### Given data
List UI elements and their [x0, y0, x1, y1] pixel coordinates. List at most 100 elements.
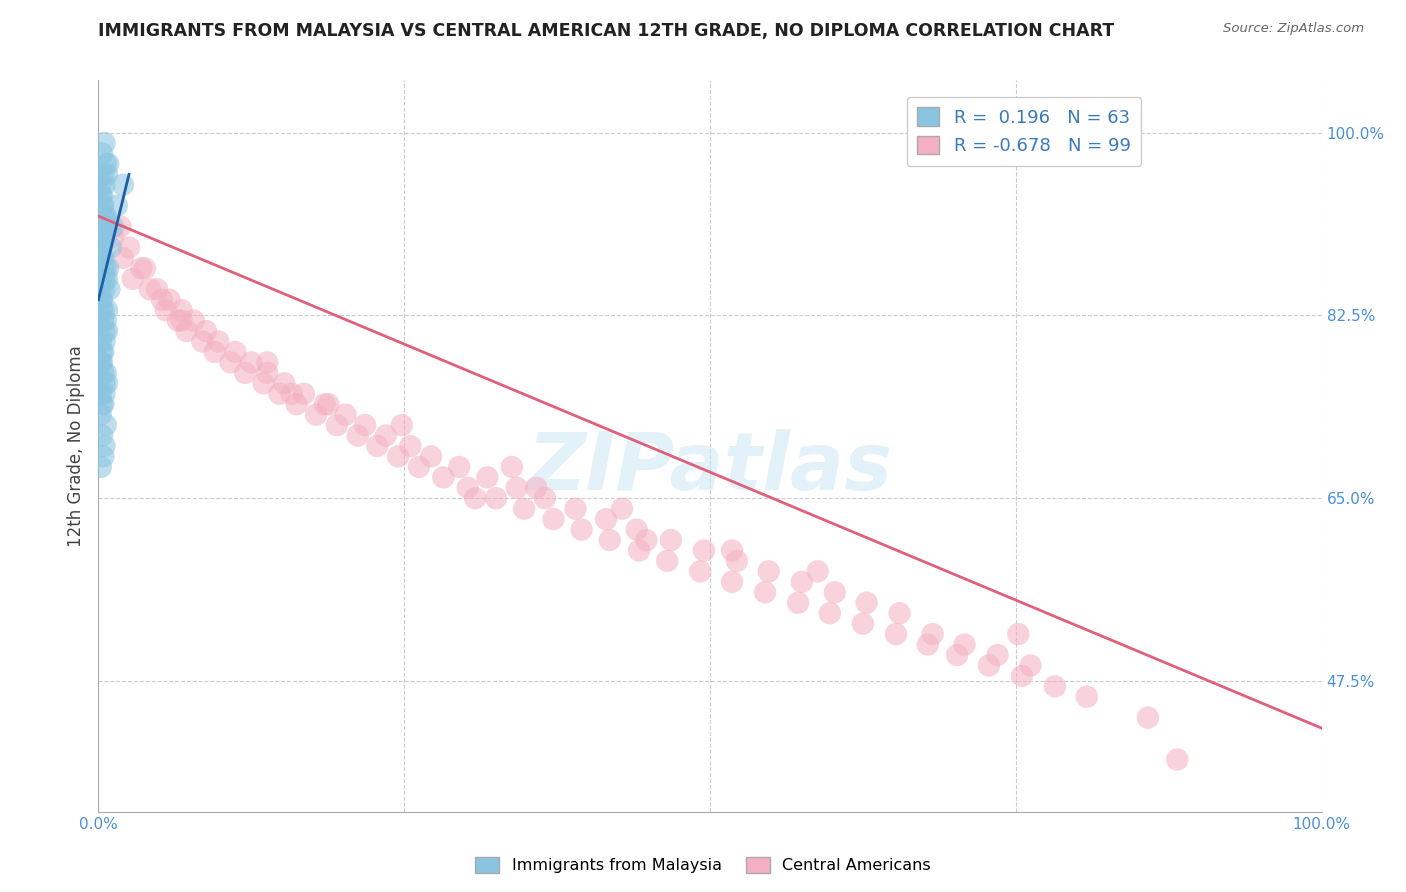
Point: [91, 240, 114, 254]
Point: [721, 574, 744, 589]
Point: [121, 272, 143, 286]
Point: [1136, 711, 1159, 725]
Point: [97, 157, 120, 171]
Point: [91, 366, 114, 380]
Point: [93, 386, 115, 401]
Point: [534, 491, 557, 506]
Point: [754, 585, 776, 599]
Point: [97, 261, 120, 276]
Point: [657, 554, 679, 568]
Point: [725, 554, 748, 568]
Point: [90, 178, 112, 192]
Point: [758, 565, 780, 579]
Point: [256, 355, 278, 369]
Legend: R =  0.196   N = 63, R = -0.678   N = 99: R = 0.196 N = 63, R = -0.678 N = 99: [907, 96, 1142, 166]
Point: [94, 418, 117, 433]
Point: [96, 272, 118, 286]
Point: [94, 313, 117, 327]
Point: [101, 230, 124, 244]
Point: [118, 240, 141, 254]
Y-axis label: 12th Grade, No Diploma: 12th Grade, No Diploma: [66, 345, 84, 547]
Point: [96, 303, 118, 318]
Point: [659, 533, 682, 547]
Point: [93, 178, 115, 192]
Point: [91, 345, 114, 359]
Point: [96, 376, 118, 391]
Point: [93, 282, 115, 296]
Point: [90, 459, 112, 474]
Point: [134, 261, 156, 276]
Point: [219, 355, 242, 369]
Point: [93, 136, 115, 150]
Point: [318, 397, 340, 411]
Point: [176, 324, 198, 338]
Point: [399, 439, 422, 453]
Point: [824, 585, 846, 599]
Point: [477, 470, 499, 484]
Point: [1076, 690, 1098, 704]
Point: [91, 428, 114, 442]
Point: [889, 606, 911, 620]
Text: ZIPatlas: ZIPatlas: [527, 429, 893, 507]
Point: [91, 397, 114, 411]
Point: [91, 188, 114, 202]
Point: [91, 450, 114, 464]
Point: [524, 481, 547, 495]
Point: [917, 638, 939, 652]
Point: [457, 481, 479, 495]
Point: [91, 355, 114, 369]
Point: [1011, 669, 1033, 683]
Point: [501, 459, 523, 474]
Point: [91, 303, 114, 318]
Point: [233, 366, 256, 380]
Point: [1043, 679, 1066, 693]
Point: [464, 491, 486, 506]
Point: [195, 324, 218, 338]
Point: [91, 199, 114, 213]
Point: [94, 209, 117, 223]
Point: [953, 638, 976, 652]
Point: [90, 188, 112, 202]
Point: [150, 293, 173, 307]
Point: [90, 408, 112, 422]
Point: [91, 199, 114, 213]
Point: [721, 543, 744, 558]
Point: [595, 512, 617, 526]
Point: [391, 418, 413, 433]
Point: [374, 428, 396, 442]
Point: [93, 230, 115, 244]
Point: [93, 334, 115, 349]
Point: [256, 366, 278, 380]
Point: [790, 574, 813, 589]
Point: [91, 251, 114, 265]
Point: [90, 355, 112, 369]
Point: [94, 157, 117, 171]
Point: [91, 397, 114, 411]
Point: [420, 450, 443, 464]
Point: [101, 219, 124, 234]
Point: [90, 386, 112, 401]
Point: [1007, 627, 1029, 641]
Point: [93, 219, 115, 234]
Point: [986, 648, 1008, 662]
Point: [921, 627, 943, 641]
Point: [155, 303, 177, 318]
Point: [252, 376, 274, 391]
Point: [543, 512, 565, 526]
Point: [91, 146, 114, 161]
Point: [91, 293, 114, 307]
Point: [1019, 658, 1042, 673]
Point: [693, 543, 716, 558]
Point: [96, 324, 118, 338]
Point: [855, 596, 877, 610]
Point: [191, 334, 214, 349]
Point: [946, 648, 969, 662]
Point: [689, 565, 711, 579]
Point: [408, 459, 430, 474]
Point: [326, 418, 349, 433]
Point: [280, 386, 302, 401]
Point: [305, 408, 328, 422]
Point: [90, 282, 112, 296]
Point: [183, 313, 205, 327]
Point: [628, 543, 651, 558]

### Task prompt
Please swap every "Point" in the material above for "Dot" and give it all again, with nothing else changed and the pictures left out.

### Final result
List UI elements and their [x0, y0, x1, y1] pixel coordinates. List at most 100 elements.
Dot: [91, 240, 114, 254]
Dot: [721, 574, 744, 589]
Dot: [121, 272, 143, 286]
Dot: [1136, 711, 1159, 725]
Dot: [97, 157, 120, 171]
Dot: [91, 366, 114, 380]
Dot: [93, 386, 115, 401]
Dot: [534, 491, 557, 506]
Dot: [754, 585, 776, 599]
Dot: [97, 261, 120, 276]
Dot: [657, 554, 679, 568]
Dot: [725, 554, 748, 568]
Dot: [90, 178, 112, 192]
Dot: [758, 565, 780, 579]
Dot: [256, 355, 278, 369]
Legend: R =  0.196   N = 63, R = -0.678   N = 99: R = 0.196 N = 63, R = -0.678 N = 99: [907, 96, 1142, 166]
Dot: [94, 418, 117, 433]
Dot: [96, 272, 118, 286]
Dot: [94, 313, 117, 327]
Dot: [101, 230, 124, 244]
Dot: [118, 240, 141, 254]
Y-axis label: 12th Grade, No Diploma: 12th Grade, No Diploma: [66, 345, 84, 547]
Dot: [96, 303, 118, 318]
Dot: [659, 533, 682, 547]
Dot: [93, 178, 115, 192]
Dot: [91, 345, 114, 359]
Dot: [96, 376, 118, 391]
Dot: [93, 282, 115, 296]
Dot: [90, 459, 112, 474]
Dot: [134, 261, 156, 276]
Dot: [219, 355, 242, 369]
Dot: [93, 136, 115, 150]
Dot: [318, 397, 340, 411]
Dot: [176, 324, 198, 338]
Dot: [399, 439, 422, 453]
Dot: [824, 585, 846, 599]
Dot: [477, 470, 499, 484]
Dot: [1076, 690, 1098, 704]
Dot: [91, 428, 114, 442]
Dot: [889, 606, 911, 620]
Text: ZIPatlas: ZIPatlas: [527, 429, 893, 507]
Dot: [91, 397, 114, 411]
Dot: [91, 188, 114, 202]
Dot: [91, 450, 114, 464]
Dot: [524, 481, 547, 495]
Dot: [917, 638, 939, 652]
Dot: [457, 481, 479, 495]
Dot: [91, 355, 114, 369]
Dot: [1011, 669, 1033, 683]
Dot: [501, 459, 523, 474]
Dot: [91, 303, 114, 318]
Dot: [233, 366, 256, 380]
Dot: [1043, 679, 1066, 693]
Dot: [464, 491, 486, 506]
Dot: [195, 324, 218, 338]
Dot: [91, 199, 114, 213]
Dot: [94, 209, 117, 223]
Dot: [953, 638, 976, 652]
Dot: [90, 188, 112, 202]
Dot: [150, 293, 173, 307]
Dot: [90, 408, 112, 422]
Dot: [91, 199, 114, 213]
Dot: [721, 543, 744, 558]
Dot: [595, 512, 617, 526]
Dot: [391, 418, 413, 433]
Dot: [374, 428, 396, 442]
Dot: [93, 230, 115, 244]
Dot: [93, 334, 115, 349]
Dot: [256, 366, 278, 380]
Dot: [790, 574, 813, 589]
Dot: [91, 251, 114, 265]
Dot: [90, 355, 112, 369]
Dot: [94, 157, 117, 171]
Dot: [91, 397, 114, 411]
Dot: [420, 450, 443, 464]
Dot: [101, 219, 124, 234]
Dot: [90, 386, 112, 401]
Dot: [1007, 627, 1029, 641]
Dot: [93, 219, 115, 234]
Dot: [986, 648, 1008, 662]
Dot: [921, 627, 943, 641]
Dot: [155, 303, 177, 318]
Dot: [252, 376, 274, 391]
Dot: [543, 512, 565, 526]
Dot: [91, 146, 114, 161]
Dot: [91, 293, 114, 307]
Dot: [1019, 658, 1042, 673]
Dot: [693, 543, 716, 558]
Dot: [96, 324, 118, 338]
Dot: [855, 596, 877, 610]
Dot: [191, 334, 214, 349]
Dot: [946, 648, 969, 662]
Dot: [689, 565, 711, 579]
Dot: [408, 459, 430, 474]
Dot: [326, 418, 349, 433]
Dot: [280, 386, 302, 401]
Dot: [305, 408, 328, 422]
Dot: [90, 282, 112, 296]
Dot: [183, 313, 205, 327]
Dot: [628, 543, 651, 558]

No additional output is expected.